Direction ▸
Would you transcribe the listing that follows, character for character, and omit its images?

Dataset records
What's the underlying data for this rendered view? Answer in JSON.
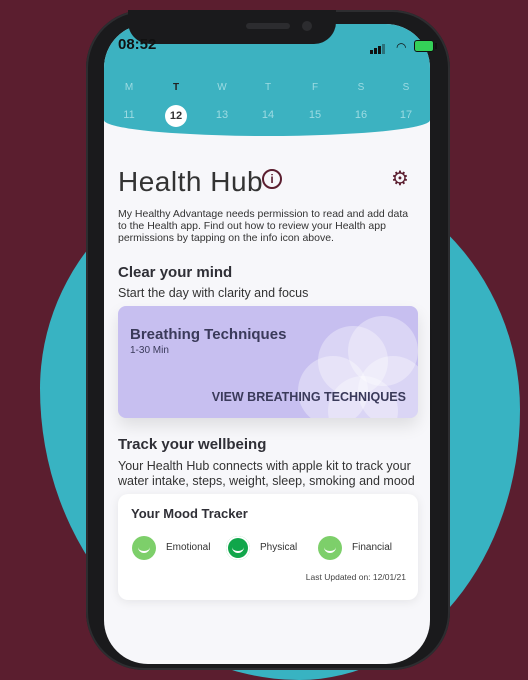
{
  "status_bar": {
    "time": "08:52"
  },
  "week": {
    "days": [
      {
        "letter": "M",
        "date": "11",
        "active": false
      },
      {
        "letter": "T",
        "date": "12",
        "active": true
      },
      {
        "letter": "W",
        "date": "13",
        "active": false
      },
      {
        "letter": "T",
        "date": "14",
        "active": false
      },
      {
        "letter": "F",
        "date": "15",
        "active": false
      },
      {
        "letter": "S",
        "date": "16",
        "active": false
      },
      {
        "letter": "S",
        "date": "17",
        "active": false
      }
    ]
  },
  "header": {
    "title": "Health Hub",
    "info_icon": "i"
  },
  "permission_text": "My Healthy Advantage needs permission to read and add data to the Health app. Find out how to review your Health app permissions by tapping on the info icon above.",
  "clear_mind": {
    "heading": "Clear your mind",
    "subheading": "Start the day with clarity and focus",
    "card": {
      "title": "Breathing Techniques",
      "duration": "1-30 Min",
      "cta": "VIEW BREATHING TECHNIQUES"
    }
  },
  "wellbeing": {
    "heading": "Track your wellbeing",
    "description": "Your Health Hub connects with apple kit to track your water intake, steps, weight, sleep, smoking and mood"
  },
  "mood_tracker": {
    "title": "Your Mood Tracker",
    "items": [
      {
        "label": "Emotional",
        "selected": false
      },
      {
        "label": "Physical",
        "selected": true
      },
      {
        "label": "Financial",
        "selected": false
      }
    ],
    "last_updated": "Last Updated on: 12/01/21"
  },
  "colors": {
    "background": "#5b1e2f",
    "teal": "#38b3c2",
    "card_lavender": "#c7bff0",
    "mood_selected": "#10a64a",
    "mood_default": "#7dcf6a"
  }
}
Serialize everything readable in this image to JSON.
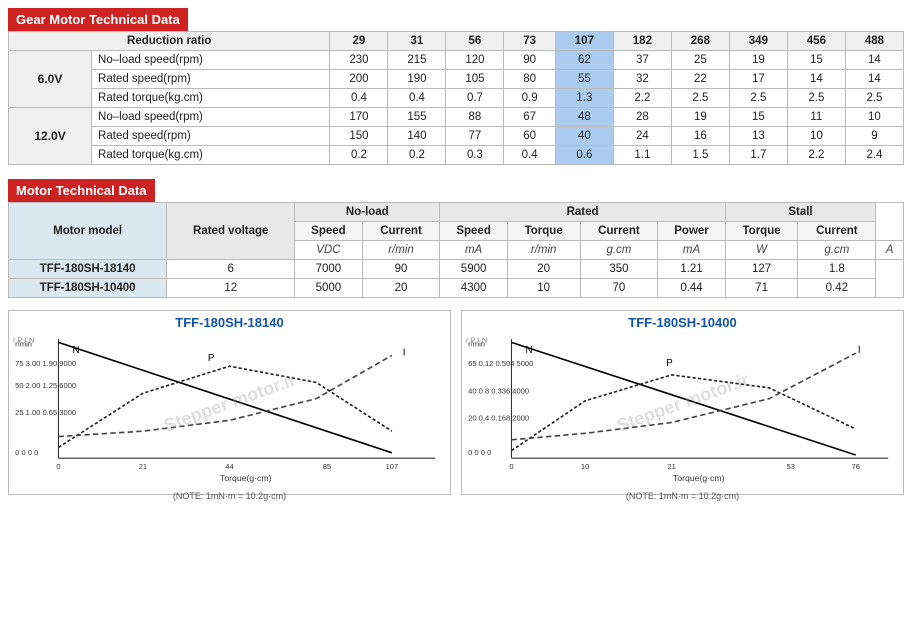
{
  "gear_section": {
    "title": "Gear Motor Technical Data",
    "ratio_label": "Reduction ratio",
    "ratios": [
      29,
      31,
      56,
      73,
      107,
      182,
      268,
      349,
      456,
      488
    ],
    "voltages": [
      {
        "label": "6.0V",
        "rows": [
          {
            "name": "No–load speed(rpm)",
            "values": [
              230,
              215,
              120,
              90,
              62,
              37,
              25,
              19,
              15,
              14
            ]
          },
          {
            "name": "Rated speed(rpm)",
            "values": [
              200,
              190,
              105,
              80,
              55,
              32,
              22,
              17,
              14,
              14
            ]
          },
          {
            "name": "Rated torque(kg.cm)",
            "values": [
              0.4,
              0.4,
              0.7,
              0.9,
              1.3,
              2.2,
              2.5,
              2.5,
              2.5,
              2.5
            ]
          }
        ]
      },
      {
        "label": "12.0V",
        "rows": [
          {
            "name": "No–load speed(rpm)",
            "values": [
              170,
              155,
              88,
              67,
              48,
              28,
              19,
              15,
              11,
              10
            ]
          },
          {
            "name": "Rated speed(rpm)",
            "values": [
              150,
              140,
              77,
              60,
              40,
              24,
              16,
              13,
              10,
              9
            ]
          },
          {
            "name": "Rated torque(kg.cm)",
            "values": [
              0.2,
              0.2,
              0.3,
              0.4,
              0.6,
              1.1,
              1.5,
              1.7,
              2.2,
              2.4
            ]
          }
        ]
      }
    ],
    "highlight_col": 4
  },
  "motor_section": {
    "title": "Motor Technical Data",
    "headers": {
      "motor_model": "Motor model",
      "rated_voltage": "Rated voltage",
      "no_load": "No-load",
      "rated": "Rated",
      "stall": "Stall",
      "speed": "Speed",
      "current": "Current",
      "torque": "Torque",
      "power": "Power"
    },
    "units": {
      "vdc": "VDC",
      "rmin": "r/min",
      "ma": "mA",
      "gcm": "g.cm",
      "w": "W",
      "a": "A"
    },
    "models": [
      {
        "name": "TFF-180SH-18140",
        "rated_voltage": 6.0,
        "no_load_speed": 7000,
        "no_load_current": 90,
        "rated_speed": 5900,
        "rated_torque": 20,
        "rated_current": 350,
        "rated_power": 1.21,
        "stall_torque": 127,
        "stall_current": 1.8
      },
      {
        "name": "TFF-180SH-10400",
        "rated_voltage": 12.0,
        "no_load_speed": 5000,
        "no_load_current": 20,
        "rated_speed": 4300,
        "rated_torque": 10,
        "rated_current": 70,
        "rated_power": 0.44,
        "stall_torque": 71,
        "stall_current": 0.42
      }
    ]
  },
  "charts": [
    {
      "id": "chart1",
      "title": "TFF-180SH-18140",
      "x_label": "Torque(g·cm)",
      "x_max": 127,
      "note": "(NOTE: 1mN·m = 10.2g·cm)",
      "y_left_labels": [
        "r/min",
        "P",
        "I",
        "N"
      ],
      "x_axis_labels": [
        "0",
        "21",
        "44",
        "85",
        "107"
      ],
      "curves": {
        "speed": {
          "color": "#000",
          "label": "N"
        },
        "power": {
          "color": "#000",
          "label": "P"
        },
        "current": {
          "color": "#000",
          "label": "I"
        }
      }
    },
    {
      "id": "chart2",
      "title": "TFF-180SH-10400",
      "x_label": "Torque(g·cm)",
      "x_max": 71,
      "note": "(NOTE: 1mN·m = 10.2g·cm)",
      "y_left_labels": [
        "r/min",
        "P",
        "I",
        "N"
      ],
      "x_axis_labels": [
        "0",
        "10",
        "21",
        "53",
        "76"
      ],
      "curves": {
        "speed": {
          "color": "#000",
          "label": "N"
        },
        "power": {
          "color": "#000",
          "label": "P"
        },
        "current": {
          "color": "#000",
          "label": "I"
        }
      }
    }
  ],
  "watermark": "Stepper motor.ir"
}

Exercise answer ▸
What's the underlying data for this rendered view? Answer in JSON.
{
  "status_bar": {
    "time": "08:52"
  },
  "week": {
    "days": [
      {
        "letter": "M",
        "date": "11",
        "active": false
      },
      {
        "letter": "T",
        "date": "12",
        "active": true
      },
      {
        "letter": "W",
        "date": "13",
        "active": false
      },
      {
        "letter": "T",
        "date": "14",
        "active": false
      },
      {
        "letter": "F",
        "date": "15",
        "active": false
      },
      {
        "letter": "S",
        "date": "16",
        "active": false
      },
      {
        "letter": "S",
        "date": "17",
        "active": false
      }
    ]
  },
  "header": {
    "title": "Health Hub",
    "info_icon": "i"
  },
  "permission_text": "My Healthy Advantage needs permission to read and add data to the Health app. Find out how to review your Health app permissions by tapping on the info icon above.",
  "clear_mind": {
    "heading": "Clear your mind",
    "subheading": "Start the day with clarity and focus",
    "card": {
      "title": "Breathing Techniques",
      "duration": "1-30 Min",
      "cta": "VIEW BREATHING TECHNIQUES"
    }
  },
  "wellbeing": {
    "heading": "Track your wellbeing",
    "description": "Your Health Hub connects with apple kit to track your water intake, steps, weight, sleep, smoking and mood"
  },
  "mood_tracker": {
    "title": "Your Mood Tracker",
    "items": [
      {
        "label": "Emotional",
        "selected": false
      },
      {
        "label": "Physical",
        "selected": true
      },
      {
        "label": "Financial",
        "selected": false
      }
    ],
    "last_updated": "Last Updated on: 12/01/21"
  },
  "colors": {
    "background": "#5b1e2f",
    "teal": "#38b3c2",
    "card_lavender": "#c7bff0",
    "mood_selected": "#10a64a",
    "mood_default": "#7dcf6a"
  }
}
Serialize everything readable in this image to JSON.
{
  "gear_section": {
    "title": "Gear Motor Technical Data",
    "ratio_label": "Reduction ratio",
    "ratios": [
      29,
      31,
      56,
      73,
      107,
      182,
      268,
      349,
      456,
      488
    ],
    "voltages": [
      {
        "label": "6.0V",
        "rows": [
          {
            "name": "No–load speed(rpm)",
            "values": [
              230,
              215,
              120,
              90,
              62,
              37,
              25,
              19,
              15,
              14
            ]
          },
          {
            "name": "Rated speed(rpm)",
            "values": [
              200,
              190,
              105,
              80,
              55,
              32,
              22,
              17,
              14,
              14
            ]
          },
          {
            "name": "Rated torque(kg.cm)",
            "values": [
              0.4,
              0.4,
              0.7,
              0.9,
              1.3,
              2.2,
              2.5,
              2.5,
              2.5,
              2.5
            ]
          }
        ]
      },
      {
        "label": "12.0V",
        "rows": [
          {
            "name": "No–load speed(rpm)",
            "values": [
              170,
              155,
              88,
              67,
              48,
              28,
              19,
              15,
              11,
              10
            ]
          },
          {
            "name": "Rated speed(rpm)",
            "values": [
              150,
              140,
              77,
              60,
              40,
              24,
              16,
              13,
              10,
              9
            ]
          },
          {
            "name": "Rated torque(kg.cm)",
            "values": [
              0.2,
              0.2,
              0.3,
              0.4,
              0.6,
              1.1,
              1.5,
              1.7,
              2.2,
              2.4
            ]
          }
        ]
      }
    ],
    "highlight_col": 4
  },
  "motor_section": {
    "title": "Motor Technical Data",
    "headers": {
      "motor_model": "Motor model",
      "rated_voltage": "Rated voltage",
      "no_load": "No-load",
      "rated": "Rated",
      "stall": "Stall",
      "speed": "Speed",
      "current": "Current",
      "torque": "Torque",
      "power": "Power"
    },
    "units": {
      "vdc": "VDC",
      "rmin": "r/min",
      "ma": "mA",
      "gcm": "g.cm",
      "w": "W",
      "a": "A"
    },
    "models": [
      {
        "name": "TFF-180SH-18140",
        "rated_voltage": 6.0,
        "no_load_speed": 7000,
        "no_load_current": 90,
        "rated_speed": 5900,
        "rated_torque": 20,
        "rated_current": 350,
        "rated_power": 1.21,
        "stall_torque": 127,
        "stall_current": 1.8
      },
      {
        "name": "TFF-180SH-10400",
        "rated_voltage": 12.0,
        "no_load_speed": 5000,
        "no_load_current": 20,
        "rated_speed": 4300,
        "rated_torque": 10,
        "rated_current": 70,
        "rated_power": 0.44,
        "stall_torque": 71,
        "stall_current": 0.42
      }
    ]
  },
  "charts": [
    {
      "id": "chart1",
      "title": "TFF-180SH-18140",
      "x_label": "Torque(g·cm)",
      "x_max": 127,
      "note": "(NOTE: 1mN·m = 10.2g·cm)",
      "y_left_labels": [
        "r/min",
        "P",
        "I",
        "N"
      ],
      "x_axis_labels": [
        "0",
        "21",
        "44",
        "85",
        "107"
      ],
      "curves": {
        "speed": {
          "color": "#000",
          "label": "N"
        },
        "power": {
          "color": "#000",
          "label": "P"
        },
        "current": {
          "color": "#000",
          "label": "I"
        }
      }
    },
    {
      "id": "chart2",
      "title": "TFF-180SH-10400",
      "x_label": "Torque(g·cm)",
      "x_max": 71,
      "note": "(NOTE: 1mN·m = 10.2g·cm)",
      "y_left_labels": [
        "r/min",
        "P",
        "I",
        "N"
      ],
      "x_axis_labels": [
        "0",
        "10",
        "21",
        "53",
        "76"
      ],
      "curves": {
        "speed": {
          "color": "#000",
          "label": "N"
        },
        "power": {
          "color": "#000",
          "label": "P"
        },
        "current": {
          "color": "#000",
          "label": "I"
        }
      }
    }
  ],
  "watermark": "Stepper motor.ir"
}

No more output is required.